Dataset rows about figures
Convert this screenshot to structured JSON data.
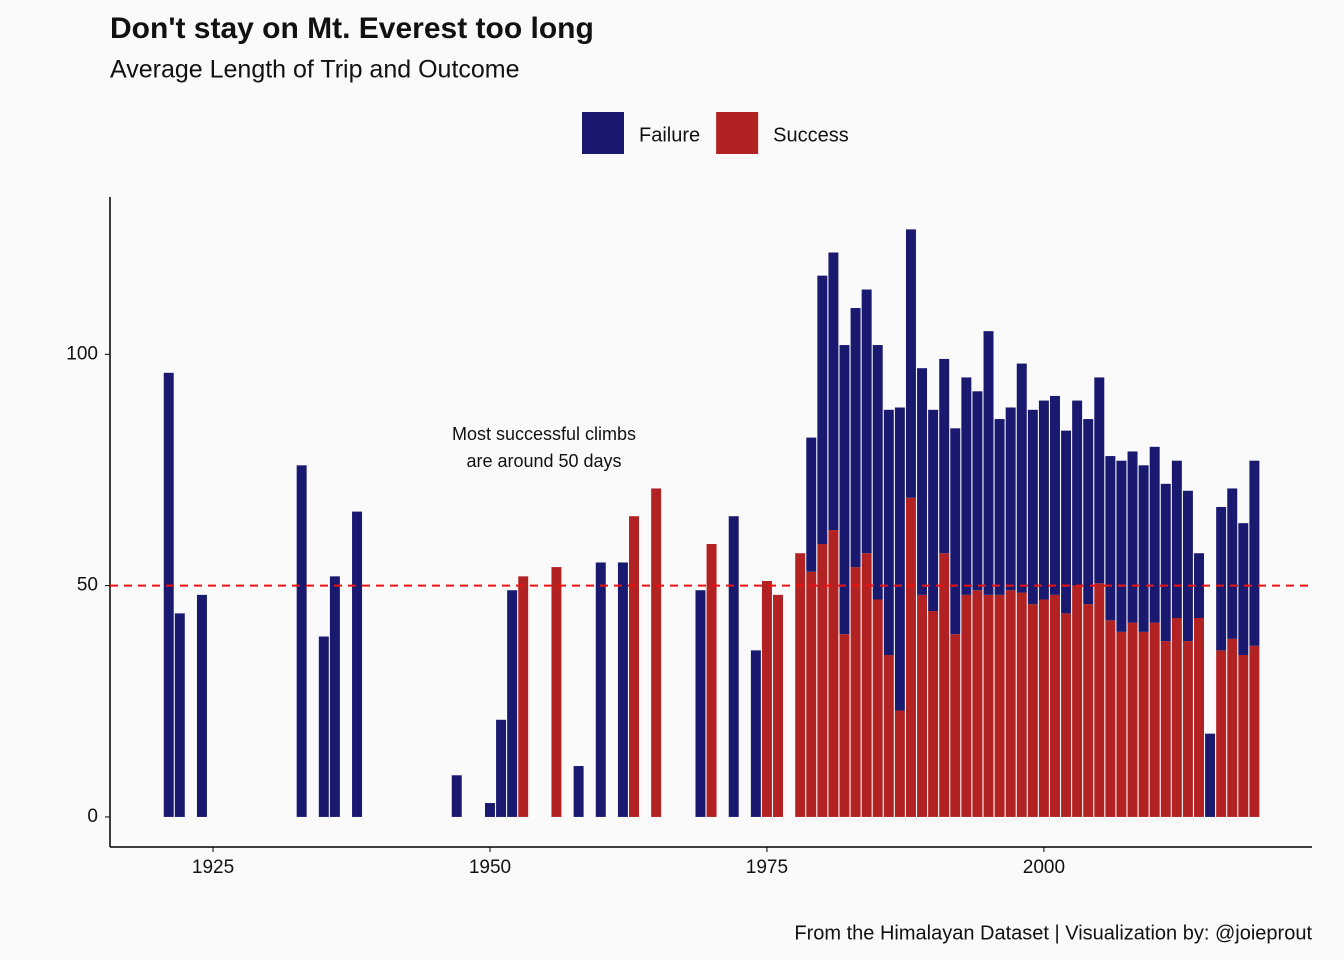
{
  "chart_data": {
    "type": "stacked_bar",
    "title": "Don't stay on Mt. Everest too long",
    "subtitle": "Average Length of Trip and Outcome",
    "caption": "From the Himalayan Dataset | Visualization by: @joieprout",
    "annotation": [
      "Most successful climbs",
      "are around 50 days"
    ],
    "reference_line": {
      "value": 50,
      "color": "#ee1111"
    },
    "x": [
      1921,
      1922,
      1924,
      1933,
      1935,
      1936,
      1938,
      1947,
      1950,
      1951,
      1952,
      1953,
      1956,
      1958,
      1960,
      1962,
      1963,
      1965,
      1969,
      1970,
      1972,
      1974,
      1975,
      1976,
      1978,
      1979,
      1980,
      1981,
      1982,
      1983,
      1984,
      1985,
      1986,
      1987,
      1988,
      1989,
      1990,
      1991,
      1992,
      1993,
      1994,
      1995,
      1996,
      1997,
      1998,
      1999,
      2000,
      2001,
      2002,
      2003,
      2004,
      2005,
      2006,
      2007,
      2008,
      2009,
      2010,
      2011,
      2012,
      2013,
      2014,
      2015,
      2016,
      2017,
      2018,
      2019
    ],
    "series": [
      {
        "name": "Success",
        "color": "#b22222",
        "values": [
          null,
          null,
          null,
          null,
          null,
          null,
          null,
          null,
          null,
          null,
          null,
          52,
          54,
          null,
          null,
          null,
          65,
          71,
          null,
          59,
          null,
          null,
          51,
          48,
          57,
          53,
          59,
          62,
          39.5,
          54,
          57,
          47,
          35,
          23,
          69,
          48,
          44.5,
          57,
          39.5,
          48,
          49,
          48,
          48,
          49,
          48.5,
          46,
          47,
          48,
          44,
          50,
          46,
          50.5,
          42.5,
          40,
          42,
          40,
          42,
          38,
          43,
          38,
          43,
          null,
          36,
          38.5,
          35,
          37
        ]
      },
      {
        "name": "Failure",
        "color": "#191970",
        "values": [
          96,
          44,
          48,
          76,
          39,
          52,
          66,
          9,
          3,
          21,
          49,
          null,
          null,
          11,
          55,
          55,
          null,
          null,
          49,
          null,
          65,
          36,
          null,
          null,
          null,
          29,
          58,
          60,
          62.5,
          56,
          57,
          55,
          53,
          65.5,
          58,
          49,
          43.5,
          42,
          44.5,
          47,
          43,
          57,
          38,
          39.5,
          49.5,
          42,
          43,
          43,
          39.5,
          40,
          40,
          44.5,
          35.5,
          37,
          37,
          36,
          38,
          34,
          34,
          32.5,
          14,
          18,
          31,
          32.5,
          28.5,
          40
        ]
      }
    ],
    "legend_order": [
      1,
      0
    ],
    "legend_position": "top",
    "xlim": [
      1915.7,
      2024.2
    ],
    "xticks": [
      1925,
      1950,
      1975,
      2000
    ],
    "ylim": [
      -6.5,
      134
    ],
    "yticks": [
      0,
      50,
      100
    ],
    "grid": false
  }
}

**Objective:**
Except for the pictures, reproduce every line exactly.

**Answer to the problem:**
Convert this screenshot to structured JSON data.
{
  "chart_data": {
    "type": "stacked_bar",
    "title": "Don't stay on Mt. Everest too long",
    "subtitle": "Average Length of Trip and Outcome",
    "caption": "From the Himalayan Dataset | Visualization by: @joieprout",
    "annotation": [
      "Most successful climbs",
      "are around 50 days"
    ],
    "reference_line": {
      "value": 50,
      "color": "#ee1111"
    },
    "x": [
      1921,
      1922,
      1924,
      1933,
      1935,
      1936,
      1938,
      1947,
      1950,
      1951,
      1952,
      1953,
      1956,
      1958,
      1960,
      1962,
      1963,
      1965,
      1969,
      1970,
      1972,
      1974,
      1975,
      1976,
      1978,
      1979,
      1980,
      1981,
      1982,
      1983,
      1984,
      1985,
      1986,
      1987,
      1988,
      1989,
      1990,
      1991,
      1992,
      1993,
      1994,
      1995,
      1996,
      1997,
      1998,
      1999,
      2000,
      2001,
      2002,
      2003,
      2004,
      2005,
      2006,
      2007,
      2008,
      2009,
      2010,
      2011,
      2012,
      2013,
      2014,
      2015,
      2016,
      2017,
      2018,
      2019
    ],
    "series": [
      {
        "name": "Success",
        "color": "#b22222",
        "values": [
          null,
          null,
          null,
          null,
          null,
          null,
          null,
          null,
          null,
          null,
          null,
          52,
          54,
          null,
          null,
          null,
          65,
          71,
          null,
          59,
          null,
          null,
          51,
          48,
          57,
          53,
          59,
          62,
          39.5,
          54,
          57,
          47,
          35,
          23,
          69,
          48,
          44.5,
          57,
          39.5,
          48,
          49,
          48,
          48,
          49,
          48.5,
          46,
          47,
          48,
          44,
          50,
          46,
          50.5,
          42.5,
          40,
          42,
          40,
          42,
          38,
          43,
          38,
          43,
          null,
          36,
          38.5,
          35,
          37
        ]
      },
      {
        "name": "Failure",
        "color": "#191970",
        "values": [
          96,
          44,
          48,
          76,
          39,
          52,
          66,
          9,
          3,
          21,
          49,
          null,
          null,
          11,
          55,
          55,
          null,
          null,
          49,
          null,
          65,
          36,
          null,
          null,
          null,
          29,
          58,
          60,
          62.5,
          56,
          57,
          55,
          53,
          65.5,
          58,
          49,
          43.5,
          42,
          44.5,
          47,
          43,
          57,
          38,
          39.5,
          49.5,
          42,
          43,
          43,
          39.5,
          40,
          40,
          44.5,
          35.5,
          37,
          37,
          36,
          38,
          34,
          34,
          32.5,
          14,
          18,
          31,
          32.5,
          28.5,
          40
        ]
      }
    ],
    "legend_order": [
      1,
      0
    ],
    "legend_position": "top",
    "xlim": [
      1915.7,
      2024.2
    ],
    "xticks": [
      1925,
      1950,
      1975,
      2000
    ],
    "ylim": [
      -6.5,
      134
    ],
    "yticks": [
      0,
      50,
      100
    ],
    "grid": false
  }
}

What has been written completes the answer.